Problem statement
Look through the data below. Show each line where the string "thread" occurs.

======== Exercise data

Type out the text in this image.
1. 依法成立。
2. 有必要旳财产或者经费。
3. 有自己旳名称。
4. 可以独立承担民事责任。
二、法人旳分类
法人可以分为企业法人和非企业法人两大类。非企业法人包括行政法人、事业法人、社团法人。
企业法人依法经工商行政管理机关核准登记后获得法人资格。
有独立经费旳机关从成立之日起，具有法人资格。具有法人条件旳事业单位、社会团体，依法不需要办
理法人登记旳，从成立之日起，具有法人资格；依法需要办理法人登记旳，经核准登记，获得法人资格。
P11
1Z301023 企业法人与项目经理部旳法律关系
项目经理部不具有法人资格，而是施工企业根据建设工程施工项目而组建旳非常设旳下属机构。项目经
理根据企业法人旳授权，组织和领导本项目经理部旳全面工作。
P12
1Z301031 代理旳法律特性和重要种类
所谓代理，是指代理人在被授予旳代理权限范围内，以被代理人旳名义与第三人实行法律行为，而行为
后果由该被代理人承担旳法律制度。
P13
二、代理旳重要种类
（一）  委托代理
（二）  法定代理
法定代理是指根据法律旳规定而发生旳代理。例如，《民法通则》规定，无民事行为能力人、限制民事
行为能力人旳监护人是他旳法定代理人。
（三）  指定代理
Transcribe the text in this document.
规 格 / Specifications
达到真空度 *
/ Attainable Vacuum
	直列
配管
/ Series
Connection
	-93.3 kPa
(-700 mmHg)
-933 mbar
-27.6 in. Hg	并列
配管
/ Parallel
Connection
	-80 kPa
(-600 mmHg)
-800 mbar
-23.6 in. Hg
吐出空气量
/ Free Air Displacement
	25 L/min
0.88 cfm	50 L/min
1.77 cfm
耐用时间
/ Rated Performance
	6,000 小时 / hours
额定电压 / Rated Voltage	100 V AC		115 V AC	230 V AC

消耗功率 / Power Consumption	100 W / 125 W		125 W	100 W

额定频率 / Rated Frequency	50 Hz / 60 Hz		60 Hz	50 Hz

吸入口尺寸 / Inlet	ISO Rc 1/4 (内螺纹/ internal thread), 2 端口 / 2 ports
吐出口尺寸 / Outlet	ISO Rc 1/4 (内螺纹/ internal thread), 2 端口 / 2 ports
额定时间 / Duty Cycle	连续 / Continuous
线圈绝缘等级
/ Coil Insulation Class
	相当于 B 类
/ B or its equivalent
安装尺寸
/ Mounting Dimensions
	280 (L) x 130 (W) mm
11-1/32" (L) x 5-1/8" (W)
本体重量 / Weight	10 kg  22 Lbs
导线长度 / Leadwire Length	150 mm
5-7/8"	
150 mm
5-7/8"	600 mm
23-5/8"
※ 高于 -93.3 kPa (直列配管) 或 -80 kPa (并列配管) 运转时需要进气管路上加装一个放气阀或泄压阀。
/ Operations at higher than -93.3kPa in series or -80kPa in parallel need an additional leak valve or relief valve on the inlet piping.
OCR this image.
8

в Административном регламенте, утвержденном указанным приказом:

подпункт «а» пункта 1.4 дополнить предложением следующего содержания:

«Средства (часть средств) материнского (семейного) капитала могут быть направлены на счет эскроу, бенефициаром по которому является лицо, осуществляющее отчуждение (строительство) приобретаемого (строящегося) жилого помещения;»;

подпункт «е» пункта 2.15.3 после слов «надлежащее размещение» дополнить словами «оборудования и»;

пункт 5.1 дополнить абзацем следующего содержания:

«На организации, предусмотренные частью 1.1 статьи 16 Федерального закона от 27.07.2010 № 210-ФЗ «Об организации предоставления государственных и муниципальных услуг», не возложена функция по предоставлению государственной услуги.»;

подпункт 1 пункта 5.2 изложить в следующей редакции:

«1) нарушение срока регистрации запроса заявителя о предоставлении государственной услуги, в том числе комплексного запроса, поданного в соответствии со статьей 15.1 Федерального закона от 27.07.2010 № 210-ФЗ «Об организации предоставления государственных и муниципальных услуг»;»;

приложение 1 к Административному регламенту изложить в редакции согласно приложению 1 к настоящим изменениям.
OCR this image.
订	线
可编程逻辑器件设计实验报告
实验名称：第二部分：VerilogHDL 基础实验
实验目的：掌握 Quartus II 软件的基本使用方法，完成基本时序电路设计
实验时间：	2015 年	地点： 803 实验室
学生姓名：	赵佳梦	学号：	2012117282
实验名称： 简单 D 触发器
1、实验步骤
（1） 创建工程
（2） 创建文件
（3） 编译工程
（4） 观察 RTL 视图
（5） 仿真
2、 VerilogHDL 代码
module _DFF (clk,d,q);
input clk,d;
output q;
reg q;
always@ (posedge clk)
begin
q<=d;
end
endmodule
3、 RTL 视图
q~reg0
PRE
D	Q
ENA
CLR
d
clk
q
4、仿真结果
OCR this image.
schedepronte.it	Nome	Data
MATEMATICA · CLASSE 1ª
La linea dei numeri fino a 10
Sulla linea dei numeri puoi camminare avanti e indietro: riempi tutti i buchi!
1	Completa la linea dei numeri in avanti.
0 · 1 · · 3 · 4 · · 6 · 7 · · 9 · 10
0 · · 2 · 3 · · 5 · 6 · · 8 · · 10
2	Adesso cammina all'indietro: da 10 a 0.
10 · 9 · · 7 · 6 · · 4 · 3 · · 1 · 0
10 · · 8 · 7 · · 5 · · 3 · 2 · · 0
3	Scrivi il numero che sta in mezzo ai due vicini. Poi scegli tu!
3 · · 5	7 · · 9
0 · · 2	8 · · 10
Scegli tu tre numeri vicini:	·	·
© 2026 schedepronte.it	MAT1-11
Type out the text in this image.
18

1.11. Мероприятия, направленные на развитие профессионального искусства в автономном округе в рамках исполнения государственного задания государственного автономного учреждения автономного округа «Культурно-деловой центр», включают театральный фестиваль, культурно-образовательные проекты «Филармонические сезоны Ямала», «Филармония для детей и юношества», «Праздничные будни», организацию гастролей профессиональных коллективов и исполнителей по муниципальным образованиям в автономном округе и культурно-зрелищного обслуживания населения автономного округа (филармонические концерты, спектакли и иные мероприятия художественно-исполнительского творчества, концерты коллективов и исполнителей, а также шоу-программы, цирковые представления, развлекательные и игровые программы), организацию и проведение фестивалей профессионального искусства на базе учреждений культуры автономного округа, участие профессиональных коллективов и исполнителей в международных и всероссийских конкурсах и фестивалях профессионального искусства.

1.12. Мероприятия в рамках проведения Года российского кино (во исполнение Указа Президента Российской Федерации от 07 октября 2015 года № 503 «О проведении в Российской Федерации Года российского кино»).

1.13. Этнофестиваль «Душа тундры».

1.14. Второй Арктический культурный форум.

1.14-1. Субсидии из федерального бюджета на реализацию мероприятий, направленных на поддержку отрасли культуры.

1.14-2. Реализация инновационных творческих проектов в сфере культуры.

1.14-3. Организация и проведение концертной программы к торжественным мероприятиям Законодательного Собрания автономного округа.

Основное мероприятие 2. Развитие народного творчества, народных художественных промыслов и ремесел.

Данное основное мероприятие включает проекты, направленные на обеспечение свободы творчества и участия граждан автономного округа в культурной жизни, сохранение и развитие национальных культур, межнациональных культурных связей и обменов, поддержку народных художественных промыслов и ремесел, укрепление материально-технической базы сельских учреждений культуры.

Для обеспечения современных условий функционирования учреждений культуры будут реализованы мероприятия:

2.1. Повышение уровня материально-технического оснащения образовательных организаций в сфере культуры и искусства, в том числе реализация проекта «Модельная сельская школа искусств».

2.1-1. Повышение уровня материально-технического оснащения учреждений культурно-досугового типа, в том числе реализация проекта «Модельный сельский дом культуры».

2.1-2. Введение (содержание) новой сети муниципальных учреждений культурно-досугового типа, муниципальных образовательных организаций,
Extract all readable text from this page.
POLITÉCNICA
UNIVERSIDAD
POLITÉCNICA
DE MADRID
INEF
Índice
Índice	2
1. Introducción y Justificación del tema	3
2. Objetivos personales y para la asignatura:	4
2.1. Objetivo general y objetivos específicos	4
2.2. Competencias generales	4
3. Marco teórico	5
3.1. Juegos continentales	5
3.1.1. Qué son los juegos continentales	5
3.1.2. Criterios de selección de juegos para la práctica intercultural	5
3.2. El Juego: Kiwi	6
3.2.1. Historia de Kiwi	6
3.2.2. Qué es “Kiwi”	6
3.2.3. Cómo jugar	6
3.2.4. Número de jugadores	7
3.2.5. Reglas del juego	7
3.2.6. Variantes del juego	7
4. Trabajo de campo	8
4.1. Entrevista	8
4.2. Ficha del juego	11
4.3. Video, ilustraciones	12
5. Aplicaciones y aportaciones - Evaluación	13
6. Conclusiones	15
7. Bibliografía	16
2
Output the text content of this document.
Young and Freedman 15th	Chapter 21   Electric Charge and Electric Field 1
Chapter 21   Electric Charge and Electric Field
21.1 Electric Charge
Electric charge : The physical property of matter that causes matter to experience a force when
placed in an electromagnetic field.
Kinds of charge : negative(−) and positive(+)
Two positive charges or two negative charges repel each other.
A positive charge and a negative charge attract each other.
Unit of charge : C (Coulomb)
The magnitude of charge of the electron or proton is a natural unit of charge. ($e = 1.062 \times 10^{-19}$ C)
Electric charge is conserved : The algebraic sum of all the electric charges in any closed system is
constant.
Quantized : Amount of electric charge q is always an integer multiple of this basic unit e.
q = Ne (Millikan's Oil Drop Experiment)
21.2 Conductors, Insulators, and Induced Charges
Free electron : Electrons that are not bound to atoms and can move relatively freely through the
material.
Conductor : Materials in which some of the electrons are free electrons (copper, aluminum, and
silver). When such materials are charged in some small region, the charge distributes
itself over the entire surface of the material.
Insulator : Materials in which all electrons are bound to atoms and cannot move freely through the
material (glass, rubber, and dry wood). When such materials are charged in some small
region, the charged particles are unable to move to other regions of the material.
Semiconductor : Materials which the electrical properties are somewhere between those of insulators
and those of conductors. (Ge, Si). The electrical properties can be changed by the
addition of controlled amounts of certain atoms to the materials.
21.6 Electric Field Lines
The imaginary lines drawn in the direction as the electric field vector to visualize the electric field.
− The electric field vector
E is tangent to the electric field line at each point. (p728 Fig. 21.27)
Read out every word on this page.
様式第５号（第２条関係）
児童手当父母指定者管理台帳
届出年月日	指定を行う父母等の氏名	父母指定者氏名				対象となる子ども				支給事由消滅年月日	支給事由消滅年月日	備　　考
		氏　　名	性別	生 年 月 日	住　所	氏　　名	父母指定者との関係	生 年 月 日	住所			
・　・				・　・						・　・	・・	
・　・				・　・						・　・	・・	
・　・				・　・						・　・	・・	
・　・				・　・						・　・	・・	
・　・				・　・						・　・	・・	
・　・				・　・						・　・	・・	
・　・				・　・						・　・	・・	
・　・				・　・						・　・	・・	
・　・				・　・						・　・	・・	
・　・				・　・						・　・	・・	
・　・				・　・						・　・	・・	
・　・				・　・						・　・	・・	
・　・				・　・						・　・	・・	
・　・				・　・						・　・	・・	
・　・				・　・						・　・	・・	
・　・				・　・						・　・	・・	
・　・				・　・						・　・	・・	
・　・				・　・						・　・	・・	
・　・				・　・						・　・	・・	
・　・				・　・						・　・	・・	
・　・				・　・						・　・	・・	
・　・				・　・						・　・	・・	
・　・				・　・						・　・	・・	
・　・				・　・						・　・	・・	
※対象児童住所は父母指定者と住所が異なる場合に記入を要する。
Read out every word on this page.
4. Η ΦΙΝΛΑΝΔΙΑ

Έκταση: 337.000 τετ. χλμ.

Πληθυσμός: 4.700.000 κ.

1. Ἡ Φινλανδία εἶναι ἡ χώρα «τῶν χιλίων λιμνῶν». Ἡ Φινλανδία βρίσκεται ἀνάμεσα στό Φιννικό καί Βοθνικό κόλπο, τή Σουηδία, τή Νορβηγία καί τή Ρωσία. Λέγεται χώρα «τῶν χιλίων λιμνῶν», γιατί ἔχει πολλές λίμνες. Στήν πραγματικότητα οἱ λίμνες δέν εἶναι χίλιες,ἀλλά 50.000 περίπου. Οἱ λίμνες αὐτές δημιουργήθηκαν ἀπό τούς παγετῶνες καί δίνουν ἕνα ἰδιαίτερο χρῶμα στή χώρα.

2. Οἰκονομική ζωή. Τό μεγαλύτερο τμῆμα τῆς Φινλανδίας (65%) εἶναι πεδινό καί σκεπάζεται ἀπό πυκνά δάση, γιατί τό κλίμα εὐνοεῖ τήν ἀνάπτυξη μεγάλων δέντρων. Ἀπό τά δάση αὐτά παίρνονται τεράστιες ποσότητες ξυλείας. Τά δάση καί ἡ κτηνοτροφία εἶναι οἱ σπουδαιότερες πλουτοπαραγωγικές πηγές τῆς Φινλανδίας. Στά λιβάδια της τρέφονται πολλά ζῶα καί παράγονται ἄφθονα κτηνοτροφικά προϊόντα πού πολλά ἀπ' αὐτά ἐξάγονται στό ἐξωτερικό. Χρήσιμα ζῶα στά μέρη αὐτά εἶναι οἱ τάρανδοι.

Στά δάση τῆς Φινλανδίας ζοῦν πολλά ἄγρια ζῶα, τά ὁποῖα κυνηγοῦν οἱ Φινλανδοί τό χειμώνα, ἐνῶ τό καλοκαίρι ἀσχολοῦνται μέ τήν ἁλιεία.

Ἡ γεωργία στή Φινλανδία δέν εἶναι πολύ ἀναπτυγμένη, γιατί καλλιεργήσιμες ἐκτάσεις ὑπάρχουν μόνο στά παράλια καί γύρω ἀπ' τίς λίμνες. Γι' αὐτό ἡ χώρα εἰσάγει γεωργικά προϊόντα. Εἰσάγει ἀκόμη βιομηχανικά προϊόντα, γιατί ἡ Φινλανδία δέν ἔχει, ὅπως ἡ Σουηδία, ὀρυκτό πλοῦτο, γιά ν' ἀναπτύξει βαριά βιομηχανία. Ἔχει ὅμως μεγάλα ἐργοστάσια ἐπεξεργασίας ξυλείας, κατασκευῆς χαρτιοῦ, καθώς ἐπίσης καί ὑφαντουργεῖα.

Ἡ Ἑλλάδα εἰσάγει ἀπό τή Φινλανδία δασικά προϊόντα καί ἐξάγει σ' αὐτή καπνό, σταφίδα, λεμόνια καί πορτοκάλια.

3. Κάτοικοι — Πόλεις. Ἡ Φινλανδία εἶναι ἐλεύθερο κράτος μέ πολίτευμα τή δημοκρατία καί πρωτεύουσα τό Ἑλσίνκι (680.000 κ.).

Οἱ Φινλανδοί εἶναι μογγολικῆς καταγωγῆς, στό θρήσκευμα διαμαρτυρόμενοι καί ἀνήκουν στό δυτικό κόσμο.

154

================

Response below
吸入口尺寸 / Inlet	ISO Rc 1/4 (内螺纹/ internal thread), 2 端口 / 2 ports
吐出口尺寸 / Outlet	ISO Rc 1/4 (内螺纹/ internal thread), 2 端口 / 2 ports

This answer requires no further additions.